* begin *
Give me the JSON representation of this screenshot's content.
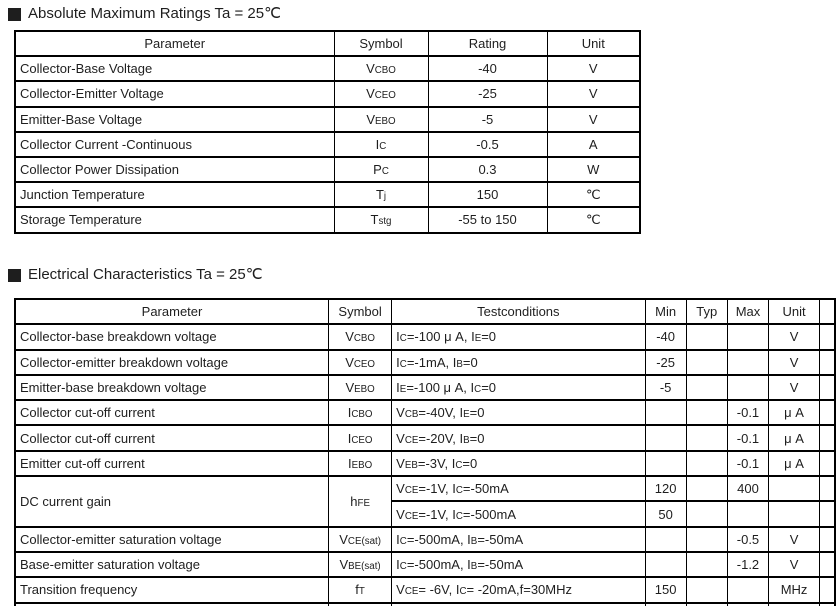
{
  "page": {
    "background": "#ffffff",
    "text_color": "#1e1e1e",
    "border_color": "#000000"
  },
  "sections": {
    "abs_max": {
      "title": "Absolute Maximum Ratings Ta = 25℃"
    },
    "electrical": {
      "title": "Electrical Characteristics Ta = 25℃"
    }
  },
  "abs_max_table": {
    "headers": [
      "Parameter",
      "Symbol",
      "Rating",
      "Unit"
    ],
    "rows": [
      {
        "parameter": "Collector-Base Voltage",
        "symbol": "V~CBO~",
        "rating": "-40",
        "unit": "V"
      },
      {
        "parameter": "Collector-Emitter Voltage",
        "symbol": "V~CEO~",
        "rating": "-25",
        "unit": "V"
      },
      {
        "parameter": "Emitter-Base Voltage",
        "symbol": "V~EBO~",
        "rating": "-5",
        "unit": "V"
      },
      {
        "parameter": "Collector Current -Continuous",
        "symbol": "I~C~",
        "rating": "-0.5",
        "unit": "A"
      },
      {
        "parameter": "Collector Power Dissipation",
        "symbol": "P~C~",
        "rating": "0.3",
        "unit": "W"
      },
      {
        "parameter": "Junction Temperature",
        "symbol": "T~j~",
        "rating": "150",
        "unit": "℃"
      },
      {
        "parameter": "Storage Temperature",
        "symbol": "T~stg~",
        "rating": "-55 to 150",
        "unit": "℃"
      }
    ]
  },
  "electrical_table": {
    "headers": [
      "Parameter",
      "Symbol",
      "Testconditions",
      "Min",
      "Typ",
      "Max",
      "Unit"
    ],
    "rows": [
      {
        "parameter": "Collector-base breakdown voltage",
        "symbol": "V~CBO~",
        "test": "I~C~=-100 μ A, I~E~=0",
        "min": "-40",
        "typ": "",
        "max": "",
        "unit": "V"
      },
      {
        "parameter": "Collector-emitter breakdown voltage",
        "symbol": "V~CEO~",
        "test": "I~C~=-1mA, I~B~=0",
        "min": "-25",
        "typ": "",
        "max": "",
        "unit": "V"
      },
      {
        "parameter": "Emitter-base breakdown voltage",
        "symbol": "V~EBO~",
        "test": "I~E~=-100 μ A, I~C~=0",
        "min": "-5",
        "typ": "",
        "max": "",
        "unit": "V"
      },
      {
        "parameter": "Collector cut-off current",
        "symbol": "I~CBO~",
        "test": "V~CB~=-40V, I~E~=0",
        "min": "",
        "typ": "",
        "max": "-0.1",
        "unit": "μ A"
      },
      {
        "parameter": "Collector cut-off current",
        "symbol": "I~CEO~",
        "test": "V~CE~=-20V, I~B~=0",
        "min": "",
        "typ": "",
        "max": "-0.1",
        "unit": "μ A"
      },
      {
        "parameter": "Emitter cut-off current",
        "symbol": "I~EBO~",
        "test": "V~EB~=-3V, I~C~=0",
        "min": "",
        "typ": "",
        "max": "-0.1",
        "unit": "μ A"
      },
      {
        "parameter": "DC current gain",
        "symbol": "h~FE~",
        "test": "V~CE~=-1V, I~C~=-50mA",
        "min": "120",
        "typ": "",
        "max": "400",
        "unit": ""
      },
      {
        "test": "V~CE~=-1V, I~C~=-500mA",
        "min": "50",
        "typ": "",
        "max": "",
        "unit": ""
      },
      {
        "parameter": "Collector-emitter saturation voltage",
        "symbol": "V~CE(sat)~",
        "test": "I~C~=-500mA, I~B~=-50mA",
        "min": "",
        "typ": "",
        "max": "-0.5",
        "unit": "V"
      },
      {
        "parameter": "Base-emitter saturation voltage",
        "symbol": "V~BE(sat)~",
        "test": "I~C~=-500mA, I~B~=-50mA",
        "min": "",
        "typ": "",
        "max": "-1.2",
        "unit": "V"
      },
      {
        "parameter": "Transition frequency",
        "symbol": "f~T~",
        "test": "V~CE~= -6V, I~C~= -20mA,f=30MHz",
        "min": "150",
        "typ": "",
        "max": "",
        "unit": "MHz"
      }
    ]
  }
}
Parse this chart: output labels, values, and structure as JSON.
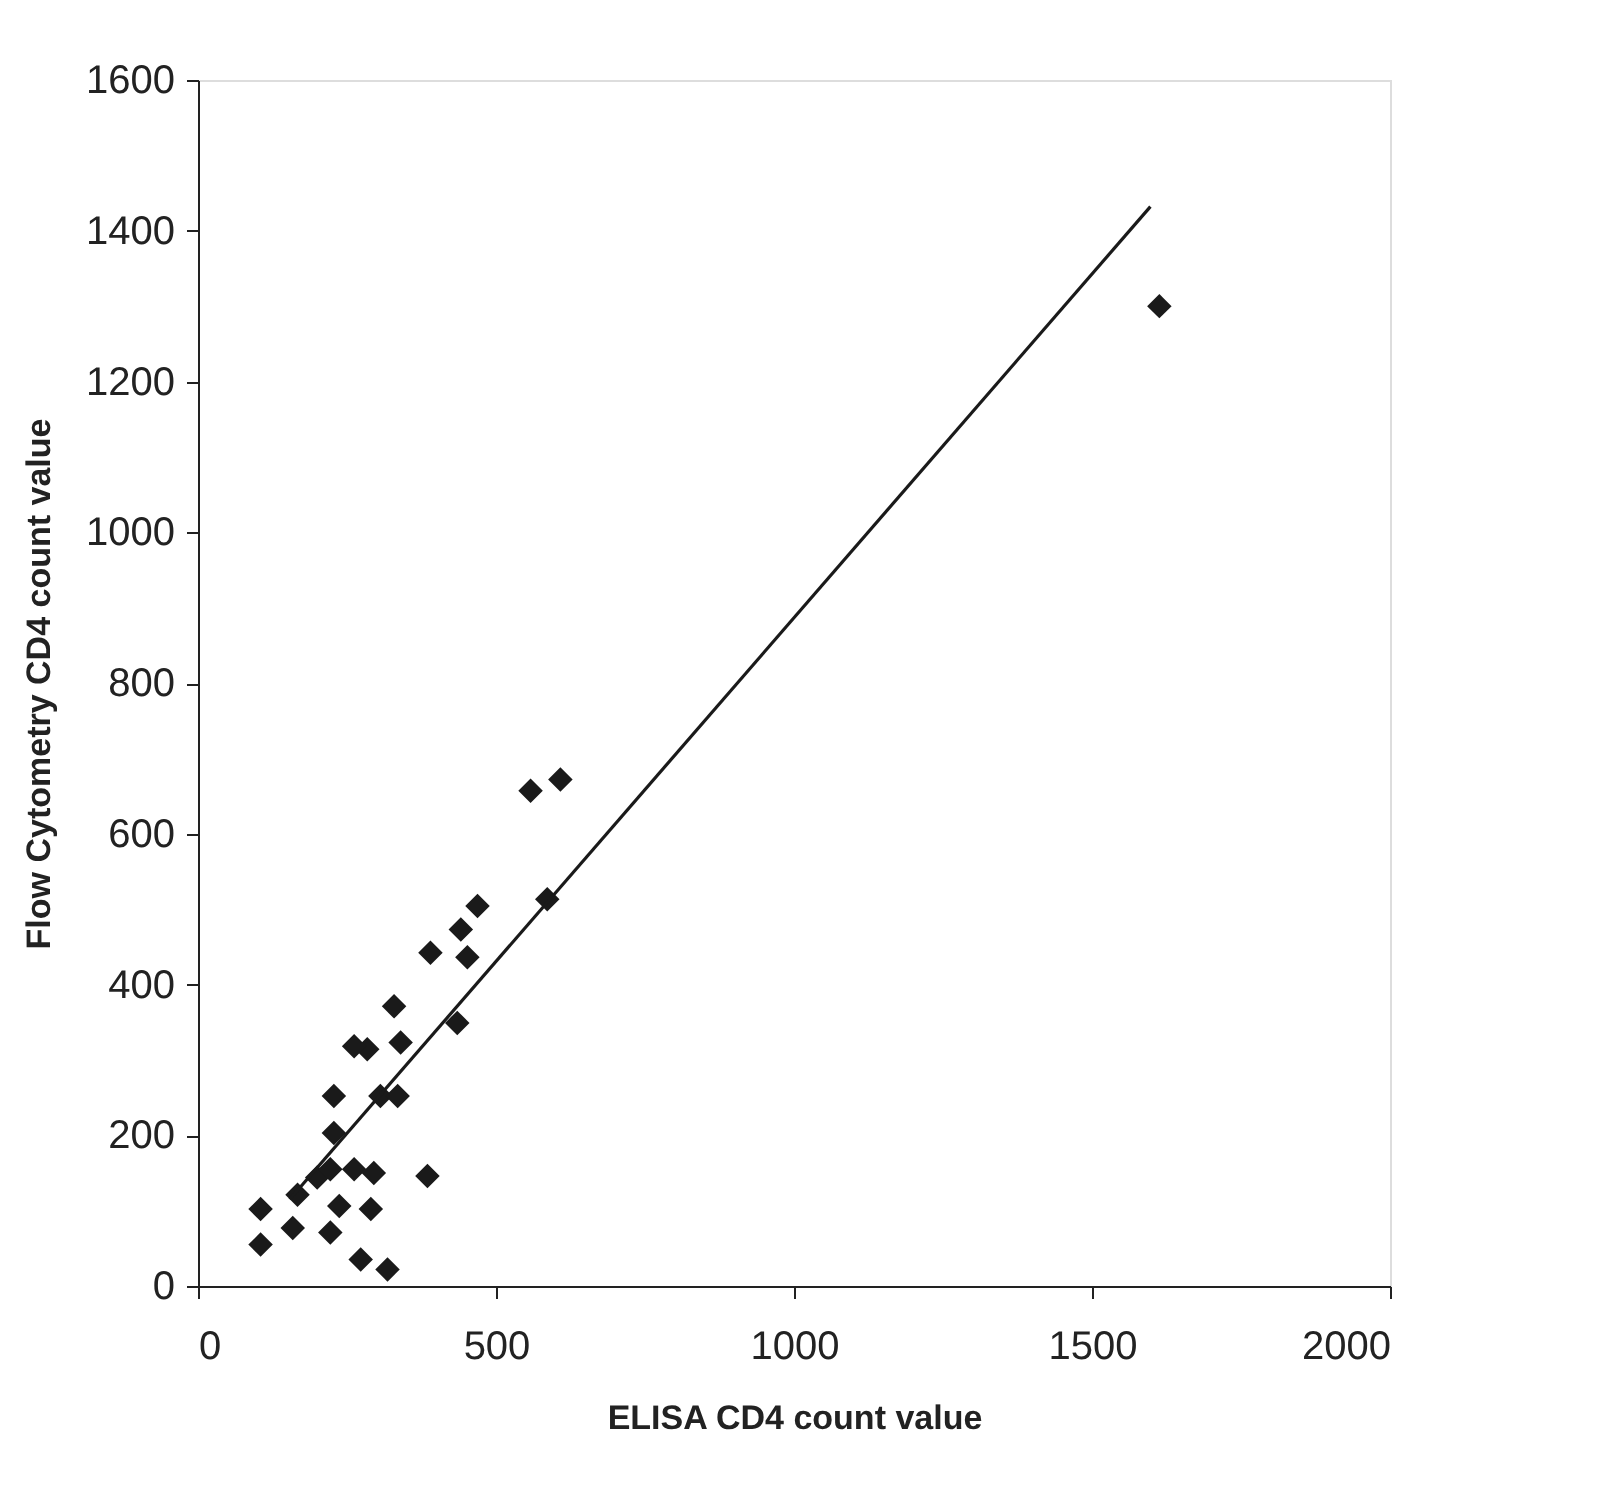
{
  "chart_data": {
    "type": "scatter",
    "xlabel": "ELISA CD4 count value",
    "ylabel": "Flow Cytometry CD4 count value",
    "xlim": [
      0,
      2000
    ],
    "ylim": [
      0,
      1600
    ],
    "xticks": [
      0,
      500,
      1000,
      1500,
      2000
    ],
    "yticks": [
      0,
      200,
      400,
      600,
      800,
      1000,
      1200,
      1400,
      1600
    ],
    "grid": false,
    "marker": "diamond",
    "series": [
      {
        "color": "#1a1a1a",
        "x": [
          105,
          105,
          159,
          167,
          200,
          228,
          228,
          222,
          237,
          222,
          262,
          284,
          295,
          290,
          273,
          318,
          306,
          335,
          329,
          340,
          262,
          385,
          390,
          435,
          452,
          441,
          469,
          586,
          558,
          608,
          1613
        ],
        "values": [
          102,
          55,
          77,
          121,
          144,
          252,
          203,
          155,
          106,
          71,
          155,
          314,
          150,
          102,
          35,
          22,
          252,
          252,
          371,
          323,
          318,
          146,
          442,
          349,
          436,
          473,
          504,
          513,
          657,
          672,
          1300
        ]
      },
      {
        "type": "line",
        "color": "#1a1a1a",
        "line_style": "solid",
        "marker": "none",
        "x": [
          154,
          1598
        ],
        "values": [
          115,
          1432
        ]
      }
    ]
  }
}
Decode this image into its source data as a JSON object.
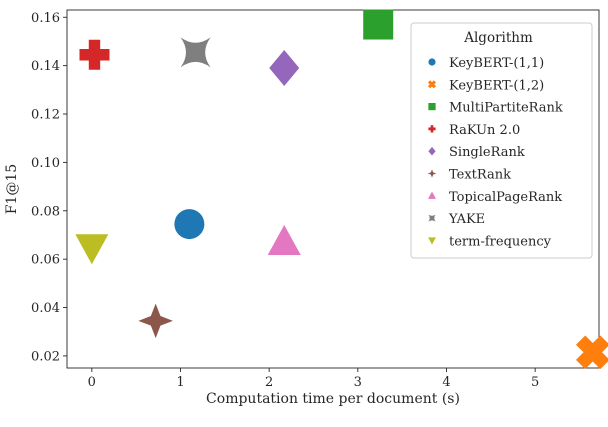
{
  "chart_data": {
    "type": "scatter",
    "title": "",
    "xlabel": "Computation time per document (s)",
    "ylabel": "F1@15",
    "xlim": [
      -0.28,
      5.72
    ],
    "ylim": [
      0.015,
      0.163
    ],
    "xticks": [
      0,
      1,
      2,
      3,
      4,
      5
    ],
    "yticks": [
      0.02,
      0.04,
      0.06,
      0.08,
      0.1,
      0.12,
      0.14,
      0.16
    ],
    "ytick_labels": [
      "0.02",
      "0.04",
      "0.06",
      "0.08",
      "0.10",
      "0.12",
      "0.14",
      "0.16"
    ],
    "xtick_labels": [
      "0",
      "1",
      "2",
      "3",
      "4",
      "5"
    ],
    "grid": false,
    "legend_title": "Algorithm",
    "legend_position": "top-right",
    "series": [
      {
        "name": "KeyBERT-(1,1)",
        "marker": "circle",
        "color": "#1f77b4",
        "x": 1.1,
        "y": 0.0745
      },
      {
        "name": "KeyBERT-(1,2)",
        "marker": "x",
        "color": "#ff7f0e",
        "x": 5.65,
        "y": 0.0215
      },
      {
        "name": "MultiPartiteRank",
        "marker": "square",
        "color": "#2ca02c",
        "x": 3.23,
        "y": 0.157
      },
      {
        "name": "RaKUn 2.0",
        "marker": "plus",
        "color": "#d62728",
        "x": 0.03,
        "y": 0.1445
      },
      {
        "name": "SingleRank",
        "marker": "diamond",
        "color": "#9467bd",
        "x": 2.17,
        "y": 0.139
      },
      {
        "name": "TextRank",
        "marker": "star4",
        "color": "#8c564b",
        "x": 0.72,
        "y": 0.0345
      },
      {
        "name": "TopicalPageRank",
        "marker": "triangle-up",
        "color": "#e377c2",
        "x": 2.17,
        "y": 0.067
      },
      {
        "name": "YAKE",
        "marker": "x-curved",
        "color": "#7f7f7f",
        "x": 1.17,
        "y": 0.1455
      },
      {
        "name": "term-frequency",
        "marker": "triangle-down",
        "color": "#bcbd22",
        "x": 0.0,
        "y": 0.065
      }
    ]
  }
}
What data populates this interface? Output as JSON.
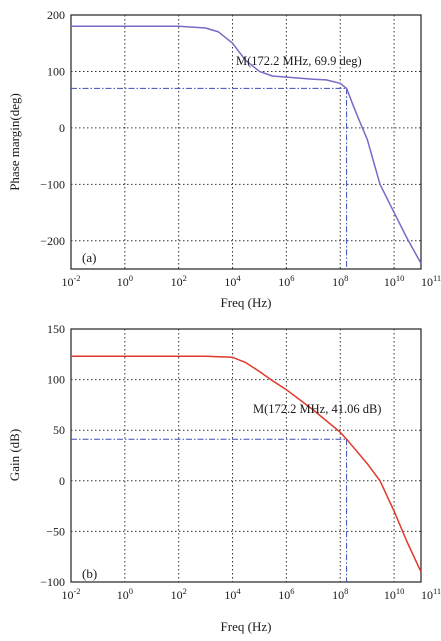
* end *
## AIM
Reproduce the data word for word, excluding its pictures.

## WORKED ANSWER
Give me the JSON representation of this screenshot's content.
{
  "page": {
    "background": "#ffffff",
    "text_color": "#1e1e1e",
    "border_color": "#000000"
  },
  "sections": {
    "abs_max": {
      "title": "Absolute Maximum Ratings Ta = 25℃"
    },
    "electrical": {
      "title": "Electrical Characteristics Ta = 25℃"
    }
  },
  "abs_max_table": {
    "headers": [
      "Parameter",
      "Symbol",
      "Rating",
      "Unit"
    ],
    "rows": [
      {
        "parameter": "Collector-Base Voltage",
        "symbol": "V~CBO~",
        "rating": "-40",
        "unit": "V"
      },
      {
        "parameter": "Collector-Emitter Voltage",
        "symbol": "V~CEO~",
        "rating": "-25",
        "unit": "V"
      },
      {
        "parameter": "Emitter-Base Voltage",
        "symbol": "V~EBO~",
        "rating": "-5",
        "unit": "V"
      },
      {
        "parameter": "Collector Current -Continuous",
        "symbol": "I~C~",
        "rating": "-0.5",
        "unit": "A"
      },
      {
        "parameter": "Collector Power Dissipation",
        "symbol": "P~C~",
        "rating": "0.3",
        "unit": "W"
      },
      {
        "parameter": "Junction Temperature",
        "symbol": "T~j~",
        "rating": "150",
        "unit": "℃"
      },
      {
        "parameter": "Storage Temperature",
        "symbol": "T~stg~",
        "rating": "-55 to 150",
        "unit": "℃"
      }
    ]
  },
  "electrical_table": {
    "headers": [
      "Parameter",
      "Symbol",
      "Testconditions",
      "Min",
      "Typ",
      "Max",
      "Unit"
    ],
    "rows": [
      {
        "parameter": "Collector-base breakdown voltage",
        "symbol": "V~CBO~",
        "test": "I~C~=-100 μ A, I~E~=0",
        "min": "-40",
        "typ": "",
        "max": "",
        "unit": "V"
      },
      {
        "parameter": "Collector-emitter breakdown voltage",
        "symbol": "V~CEO~",
        "test": "I~C~=-1mA, I~B~=0",
        "min": "-25",
        "typ": "",
        "max": "",
        "unit": "V"
      },
      {
        "parameter": "Emitter-base breakdown voltage",
        "symbol": "V~EBO~",
        "test": "I~E~=-100 μ A, I~C~=0",
        "min": "-5",
        "typ": "",
        "max": "",
        "unit": "V"
      },
      {
        "parameter": "Collector cut-off current",
        "symbol": "I~CBO~",
        "test": "V~CB~=-40V, I~E~=0",
        "min": "",
        "typ": "",
        "max": "-0.1",
        "unit": "μ A"
      },
      {
        "parameter": "Collector cut-off current",
        "symbol": "I~CEO~",
        "test": "V~CE~=-20V, I~B~=0",
        "min": "",
        "typ": "",
        "max": "-0.1",
        "unit": "μ A"
      },
      {
        "parameter": "Emitter cut-off current",
        "symbol": "I~EBO~",
        "test": "V~EB~=-3V, I~C~=0",
        "min": "",
        "typ": "",
        "max": "-0.1",
        "unit": "μ A"
      },
      {
        "parameter": "DC current gain",
        "symbol": "h~FE~",
        "test": "V~CE~=-1V, I~C~=-50mA",
        "min": "120",
        "typ": "",
        "max": "400",
        "unit": ""
      },
      {
        "test": "V~CE~=-1V, I~C~=-500mA",
        "min": "50",
        "typ": "",
        "max": "",
        "unit": ""
      },
      {
        "parameter": "Collector-emitter saturation voltage",
        "symbol": "V~CE(sat)~",
        "test": "I~C~=-500mA, I~B~=-50mA",
        "min": "",
        "typ": "",
        "max": "-0.5",
        "unit": "V"
      },
      {
        "parameter": "Base-emitter saturation voltage",
        "symbol": "V~BE(sat)~",
        "test": "I~C~=-500mA, I~B~=-50mA",
        "min": "",
        "typ": "",
        "max": "-1.2",
        "unit": "V"
      },
      {
        "parameter": "Transition frequency",
        "symbol": "f~T~",
        "test": "V~CE~= -6V, I~C~= -20mA,f=30MHz",
        "min": "150",
        "typ": "",
        "max": "",
        "unit": "MHz"
      }
    ]
  }
}
Parse this chart: output labels, values, and structure as JSON.
{
  "chart_data": {
    "type": "scatter",
    "xlabel": "ELISA CD4 count value",
    "ylabel": "Flow Cytometry CD4 count value",
    "xlim": [
      0,
      2000
    ],
    "ylim": [
      0,
      1600
    ],
    "xticks": [
      0,
      500,
      1000,
      1500,
      2000
    ],
    "yticks": [
      0,
      200,
      400,
      600,
      800,
      1000,
      1200,
      1400,
      1600
    ],
    "grid": false,
    "marker": "diamond",
    "series": [
      {
        "color": "#1a1a1a",
        "x": [
          105,
          105,
          159,
          167,
          200,
          228,
          228,
          222,
          237,
          222,
          262,
          284,
          295,
          290,
          273,
          318,
          306,
          335,
          329,
          340,
          262,
          385,
          390,
          435,
          452,
          441,
          469,
          586,
          558,
          608,
          1613
        ],
        "values": [
          102,
          55,
          77,
          121,
          144,
          252,
          203,
          155,
          106,
          71,
          155,
          314,
          150,
          102,
          35,
          22,
          252,
          252,
          371,
          323,
          318,
          146,
          442,
          349,
          436,
          473,
          504,
          513,
          657,
          672,
          1300
        ]
      },
      {
        "type": "line",
        "color": "#1a1a1a",
        "line_style": "solid",
        "marker": "none",
        "x": [
          154,
          1598
        ],
        "values": [
          115,
          1432
        ]
      }
    ]
  }
}
Decode this image into its source data as a JSON object.
{
  "chart_data": {
    "type": "scatter",
    "title": "",
    "xlabel": "Computation time per document (s)",
    "ylabel": "F1@15",
    "xlim": [
      -0.28,
      5.72
    ],
    "ylim": [
      0.015,
      0.163
    ],
    "xticks": [
      0,
      1,
      2,
      3,
      4,
      5
    ],
    "yticks": [
      0.02,
      0.04,
      0.06,
      0.08,
      0.1,
      0.12,
      0.14,
      0.16
    ],
    "ytick_labels": [
      "0.02",
      "0.04",
      "0.06",
      "0.08",
      "0.10",
      "0.12",
      "0.14",
      "0.16"
    ],
    "xtick_labels": [
      "0",
      "1",
      "2",
      "3",
      "4",
      "5"
    ],
    "grid": false,
    "legend_title": "Algorithm",
    "legend_position": "top-right",
    "series": [
      {
        "name": "KeyBERT-(1,1)",
        "marker": "circle",
        "color": "#1f77b4",
        "x": 1.1,
        "y": 0.0745
      },
      {
        "name": "KeyBERT-(1,2)",
        "marker": "x",
        "color": "#ff7f0e",
        "x": 5.65,
        "y": 0.0215
      },
      {
        "name": "MultiPartiteRank",
        "marker": "square",
        "color": "#2ca02c",
        "x": 3.23,
        "y": 0.157
      },
      {
        "name": "RaKUn 2.0",
        "marker": "plus",
        "color": "#d62728",
        "x": 0.03,
        "y": 0.1445
      },
      {
        "name": "SingleRank",
        "marker": "diamond",
        "color": "#9467bd",
        "x": 2.17,
        "y": 0.139
      },
      {
        "name": "TextRank",
        "marker": "star4",
        "color": "#8c564b",
        "x": 0.72,
        "y": 0.0345
      },
      {
        "name": "TopicalPageRank",
        "marker": "triangle-up",
        "color": "#e377c2",
        "x": 2.17,
        "y": 0.067
      },
      {
        "name": "YAKE",
        "marker": "x-curved",
        "color": "#7f7f7f",
        "x": 1.17,
        "y": 0.1455
      },
      {
        "name": "term-frequency",
        "marker": "triangle-down",
        "color": "#bcbd22",
        "x": 0.0,
        "y": 0.065
      }
    ]
  }
}
What data populates this interface? Output as JSON.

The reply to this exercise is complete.